- [Written request]
Each line that holds the word "title" is to be identified and copied.

··· Record extracts

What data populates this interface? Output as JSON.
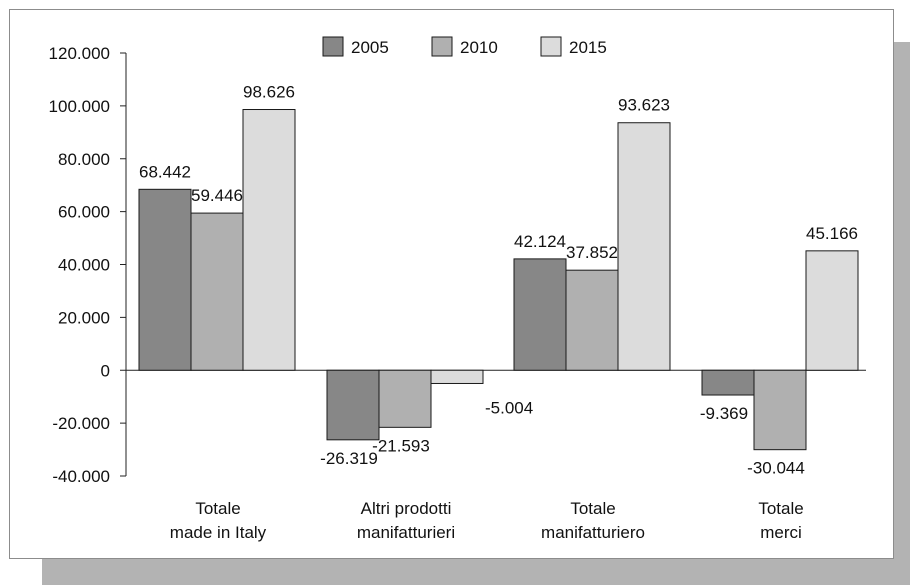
{
  "chart_data": {
    "type": "bar",
    "title": "",
    "xlabel": "",
    "ylabel": "",
    "categories": [
      [
        "Totale",
        "made in Italy"
      ],
      [
        "Altri prodotti",
        "manifatturieri"
      ],
      [
        "Totale",
        "manifatturiero"
      ],
      [
        "Totale",
        "merci"
      ]
    ],
    "series": [
      {
        "name": "2005",
        "color": "#878787",
        "values": [
          68442,
          -26319,
          42124,
          -9369
        ],
        "labels": [
          "68.442",
          "-26.319",
          "42.124",
          "-9.369"
        ]
      },
      {
        "name": "2010",
        "color": "#b0b0b0",
        "values": [
          59446,
          -21593,
          37852,
          -30044
        ],
        "labels": [
          "59.446",
          "-21.593",
          "37.852",
          "-30.044"
        ]
      },
      {
        "name": "2015",
        "color": "#dcdcdc",
        "values": [
          98626,
          -5004,
          93623,
          45166
        ],
        "labels": [
          "98.626",
          "-5.004",
          "93.623",
          "45.166"
        ]
      }
    ],
    "ylim": [
      -40000,
      120000
    ],
    "yticks": [
      120000,
      100000,
      80000,
      60000,
      40000,
      20000,
      0,
      -20000,
      -40000
    ],
    "ytick_labels": [
      "120.000",
      "100.000",
      "80.000",
      "60.000",
      "40.000",
      "20.000",
      "0",
      "-20.000",
      "-40.000"
    ],
    "legend_position": "top",
    "grid": false
  }
}
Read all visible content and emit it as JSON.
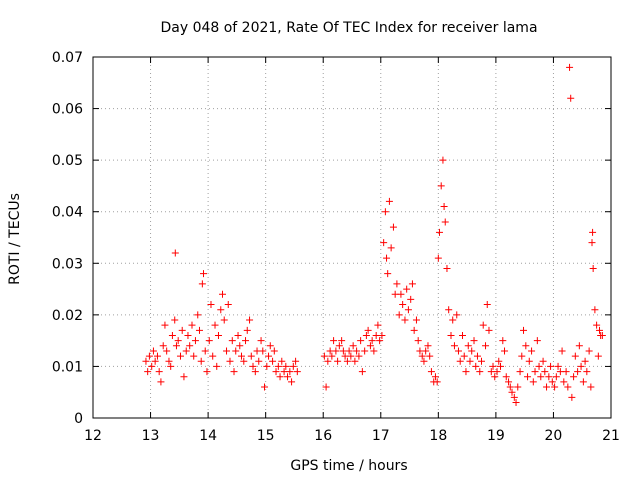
{
  "chart_data": {
    "type": "scatter",
    "title": "Day 048 of 2021, Rate Of TEC Index for receiver lama",
    "xlabel": "GPS time / hours",
    "ylabel": "ROTI / TECUs",
    "xlim": [
      12,
      21
    ],
    "ylim": [
      0,
      0.07
    ],
    "x_ticks": [
      "12",
      "13",
      "14",
      "15",
      "16",
      "17",
      "18",
      "19",
      "20",
      "21"
    ],
    "y_ticks": [
      "0",
      "0.01",
      "0.02",
      "0.03",
      "0.04",
      "0.05",
      "0.06",
      "0.07"
    ],
    "grid": true,
    "marker": "+",
    "color": "#ff0000",
    "series": [
      {
        "name": "ROTI",
        "points": [
          [
            12.92,
            0.011
          ],
          [
            12.95,
            0.009
          ],
          [
            12.98,
            0.012
          ],
          [
            13.02,
            0.01
          ],
          [
            13.05,
            0.013
          ],
          [
            13.08,
            0.011
          ],
          [
            13.12,
            0.012
          ],
          [
            13.15,
            0.009
          ],
          [
            13.18,
            0.007
          ],
          [
            13.22,
            0.014
          ],
          [
            13.25,
            0.018
          ],
          [
            13.28,
            0.013
          ],
          [
            13.32,
            0.011
          ],
          [
            13.35,
            0.01
          ],
          [
            13.38,
            0.016
          ],
          [
            13.42,
            0.019
          ],
          [
            13.43,
            0.032
          ],
          [
            13.45,
            0.014
          ],
          [
            13.48,
            0.015
          ],
          [
            13.52,
            0.012
          ],
          [
            13.55,
            0.017
          ],
          [
            13.58,
            0.008
          ],
          [
            13.62,
            0.013
          ],
          [
            13.65,
            0.016
          ],
          [
            13.68,
            0.014
          ],
          [
            13.72,
            0.018
          ],
          [
            13.75,
            0.012
          ],
          [
            13.78,
            0.015
          ],
          [
            13.82,
            0.02
          ],
          [
            13.85,
            0.017
          ],
          [
            13.88,
            0.011
          ],
          [
            13.9,
            0.026
          ],
          [
            13.92,
            0.028
          ],
          [
            13.95,
            0.013
          ],
          [
            13.98,
            0.009
          ],
          [
            14.02,
            0.015
          ],
          [
            14.05,
            0.022
          ],
          [
            14.08,
            0.012
          ],
          [
            14.12,
            0.018
          ],
          [
            14.15,
            0.01
          ],
          [
            14.18,
            0.016
          ],
          [
            14.22,
            0.021
          ],
          [
            14.25,
            0.024
          ],
          [
            14.28,
            0.019
          ],
          [
            14.32,
            0.013
          ],
          [
            14.35,
            0.022
          ],
          [
            14.38,
            0.011
          ],
          [
            14.42,
            0.015
          ],
          [
            14.45,
            0.009
          ],
          [
            14.48,
            0.013
          ],
          [
            14.52,
            0.016
          ],
          [
            14.55,
            0.014
          ],
          [
            14.58,
            0.012
          ],
          [
            14.62,
            0.011
          ],
          [
            14.65,
            0.015
          ],
          [
            14.68,
            0.017
          ],
          [
            14.72,
            0.019
          ],
          [
            14.75,
            0.012
          ],
          [
            14.78,
            0.01
          ],
          [
            14.82,
            0.009
          ],
          [
            14.85,
            0.013
          ],
          [
            14.88,
            0.011
          ],
          [
            14.92,
            0.015
          ],
          [
            14.95,
            0.013
          ],
          [
            14.98,
            0.006
          ],
          [
            15.02,
            0.01
          ],
          [
            15.05,
            0.012
          ],
          [
            15.08,
            0.014
          ],
          [
            15.12,
            0.011
          ],
          [
            15.15,
            0.013
          ],
          [
            15.18,
            0.009
          ],
          [
            15.22,
            0.01
          ],
          [
            15.25,
            0.008
          ],
          [
            15.28,
            0.011
          ],
          [
            15.32,
            0.009
          ],
          [
            15.35,
            0.01
          ],
          [
            15.38,
            0.008
          ],
          [
            15.42,
            0.009
          ],
          [
            15.45,
            0.007
          ],
          [
            15.48,
            0.01
          ],
          [
            15.52,
            0.011
          ],
          [
            15.55,
            0.009
          ],
          [
            16.02,
            0.012
          ],
          [
            16.05,
            0.006
          ],
          [
            16.08,
            0.011
          ],
          [
            16.12,
            0.013
          ],
          [
            16.15,
            0.012
          ],
          [
            16.18,
            0.015
          ],
          [
            16.22,
            0.013
          ],
          [
            16.25,
            0.011
          ],
          [
            16.28,
            0.014
          ],
          [
            16.32,
            0.015
          ],
          [
            16.35,
            0.013
          ],
          [
            16.38,
            0.012
          ],
          [
            16.42,
            0.011
          ],
          [
            16.45,
            0.013
          ],
          [
            16.48,
            0.012
          ],
          [
            16.52,
            0.014
          ],
          [
            16.55,
            0.011
          ],
          [
            16.58,
            0.013
          ],
          [
            16.62,
            0.012
          ],
          [
            16.65,
            0.015
          ],
          [
            16.68,
            0.009
          ],
          [
            16.72,
            0.013
          ],
          [
            16.75,
            0.016
          ],
          [
            16.78,
            0.017
          ],
          [
            16.82,
            0.014
          ],
          [
            16.85,
            0.015
          ],
          [
            16.88,
            0.013
          ],
          [
            16.92,
            0.016
          ],
          [
            16.95,
            0.018
          ],
          [
            16.98,
            0.015
          ],
          [
            17.02,
            0.016
          ],
          [
            17.05,
            0.034
          ],
          [
            17.08,
            0.04
          ],
          [
            17.1,
            0.031
          ],
          [
            17.12,
            0.028
          ],
          [
            17.15,
            0.042
          ],
          [
            17.18,
            0.033
          ],
          [
            17.22,
            0.037
          ],
          [
            17.25,
            0.024
          ],
          [
            17.28,
            0.026
          ],
          [
            17.32,
            0.02
          ],
          [
            17.35,
            0.024
          ],
          [
            17.38,
            0.022
          ],
          [
            17.42,
            0.019
          ],
          [
            17.45,
            0.025
          ],
          [
            17.48,
            0.021
          ],
          [
            17.52,
            0.023
          ],
          [
            17.55,
            0.026
          ],
          [
            17.58,
            0.017
          ],
          [
            17.62,
            0.019
          ],
          [
            17.65,
            0.015
          ],
          [
            17.68,
            0.013
          ],
          [
            17.72,
            0.012
          ],
          [
            17.75,
            0.011
          ],
          [
            17.78,
            0.013
          ],
          [
            17.82,
            0.014
          ],
          [
            17.85,
            0.012
          ],
          [
            17.88,
            0.009
          ],
          [
            17.92,
            0.007
          ],
          [
            17.95,
            0.008
          ],
          [
            17.98,
            0.007
          ],
          [
            18.0,
            0.031
          ],
          [
            18.02,
            0.036
          ],
          [
            18.05,
            0.045
          ],
          [
            18.08,
            0.05
          ],
          [
            18.1,
            0.041
          ],
          [
            18.12,
            0.038
          ],
          [
            18.15,
            0.029
          ],
          [
            18.18,
            0.021
          ],
          [
            18.22,
            0.016
          ],
          [
            18.25,
            0.019
          ],
          [
            18.28,
            0.014
          ],
          [
            18.32,
            0.02
          ],
          [
            18.35,
            0.013
          ],
          [
            18.38,
            0.011
          ],
          [
            18.42,
            0.016
          ],
          [
            18.45,
            0.012
          ],
          [
            18.48,
            0.009
          ],
          [
            18.52,
            0.014
          ],
          [
            18.55,
            0.011
          ],
          [
            18.58,
            0.013
          ],
          [
            18.62,
            0.015
          ],
          [
            18.65,
            0.01
          ],
          [
            18.68,
            0.012
          ],
          [
            18.72,
            0.009
          ],
          [
            18.75,
            0.011
          ],
          [
            18.78,
            0.018
          ],
          [
            18.82,
            0.014
          ],
          [
            18.85,
            0.022
          ],
          [
            18.88,
            0.017
          ],
          [
            18.92,
            0.009
          ],
          [
            18.95,
            0.01
          ],
          [
            18.98,
            0.008
          ],
          [
            19.02,
            0.009
          ],
          [
            19.05,
            0.011
          ],
          [
            19.08,
            0.01
          ],
          [
            19.12,
            0.015
          ],
          [
            19.15,
            0.013
          ],
          [
            19.18,
            0.008
          ],
          [
            19.22,
            0.007
          ],
          [
            19.25,
            0.006
          ],
          [
            19.28,
            0.005
          ],
          [
            19.32,
            0.004
          ],
          [
            19.35,
            0.003
          ],
          [
            19.38,
            0.006
          ],
          [
            19.42,
            0.009
          ],
          [
            19.45,
            0.012
          ],
          [
            19.48,
            0.017
          ],
          [
            19.52,
            0.014
          ],
          [
            19.55,
            0.008
          ],
          [
            19.58,
            0.011
          ],
          [
            19.62,
            0.013
          ],
          [
            19.65,
            0.007
          ],
          [
            19.68,
            0.009
          ],
          [
            19.72,
            0.015
          ],
          [
            19.75,
            0.01
          ],
          [
            19.78,
            0.008
          ],
          [
            19.82,
            0.011
          ],
          [
            19.85,
            0.009
          ],
          [
            19.88,
            0.006
          ],
          [
            19.92,
            0.008
          ],
          [
            19.95,
            0.01
          ],
          [
            19.98,
            0.007
          ],
          [
            20.02,
            0.006
          ],
          [
            20.05,
            0.008
          ],
          [
            20.08,
            0.01
          ],
          [
            20.12,
            0.009
          ],
          [
            20.15,
            0.013
          ],
          [
            20.18,
            0.007
          ],
          [
            20.22,
            0.009
          ],
          [
            20.25,
            0.006
          ],
          [
            20.28,
            0.068
          ],
          [
            20.3,
            0.062
          ],
          [
            20.32,
            0.004
          ],
          [
            20.35,
            0.008
          ],
          [
            20.38,
            0.012
          ],
          [
            20.42,
            0.009
          ],
          [
            20.45,
            0.014
          ],
          [
            20.48,
            0.01
          ],
          [
            20.52,
            0.007
          ],
          [
            20.55,
            0.011
          ],
          [
            20.58,
            0.009
          ],
          [
            20.62,
            0.013
          ],
          [
            20.65,
            0.006
          ],
          [
            20.67,
            0.034
          ],
          [
            20.68,
            0.036
          ],
          [
            20.69,
            0.029
          ],
          [
            20.72,
            0.021
          ],
          [
            20.75,
            0.018
          ],
          [
            20.78,
            0.012
          ],
          [
            20.8,
            0.017
          ],
          [
            20.82,
            0.016
          ],
          [
            20.85,
            0.016
          ]
        ]
      }
    ]
  }
}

······

- [Output]
    "title": "",
    "title": "Day 048 of 2021, Rate Of TEC Index for receiver lama",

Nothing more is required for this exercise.